Each record below should be repeated precisely as written.
──────
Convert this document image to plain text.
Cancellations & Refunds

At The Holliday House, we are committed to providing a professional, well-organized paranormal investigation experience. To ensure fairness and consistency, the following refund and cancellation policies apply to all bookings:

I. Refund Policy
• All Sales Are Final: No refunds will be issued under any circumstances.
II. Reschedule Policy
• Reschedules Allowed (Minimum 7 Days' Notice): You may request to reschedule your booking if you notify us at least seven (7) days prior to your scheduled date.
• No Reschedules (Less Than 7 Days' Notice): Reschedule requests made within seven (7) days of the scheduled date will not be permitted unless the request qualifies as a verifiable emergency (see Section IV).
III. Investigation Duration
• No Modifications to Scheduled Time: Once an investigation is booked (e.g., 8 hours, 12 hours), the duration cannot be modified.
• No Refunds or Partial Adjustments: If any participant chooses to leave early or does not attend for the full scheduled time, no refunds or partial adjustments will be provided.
──────
### Response to this exercise
Convert this document image to plain text.
Cancellations & Refunds

At The Holliday House, we are committed to providing a professional, well-organized paranormal investigation experience. To ensure fairness and consistency, the following refund and cancellation policies apply to all bookings:

I. Refund Policy
• All Sales Are Final: No refunds will be issued under any circumstances.
II. Reschedule Policy
• Reschedules Allowed (Minimum 7 Days' Notice): You may request to reschedule your booking if you notify us at least seven (7) days prior to your scheduled date.
• No Reschedules (Less Than 7 Days' Notice): Reschedule requests made within seven (7) days of the scheduled date will not be permitted unless the request qualifies as a verifiable emergency (see Section IV).
III. Investigation Duration
• No Modifications to Scheduled Time: Once an investigation is booked (e.g., 8 hours, 12 hours), the duration cannot be modified.
• No Refunds or Partial Adjustments: If any participant chooses to leave early or does not attend for the full scheduled time, no refunds or partial adjustments will be provided.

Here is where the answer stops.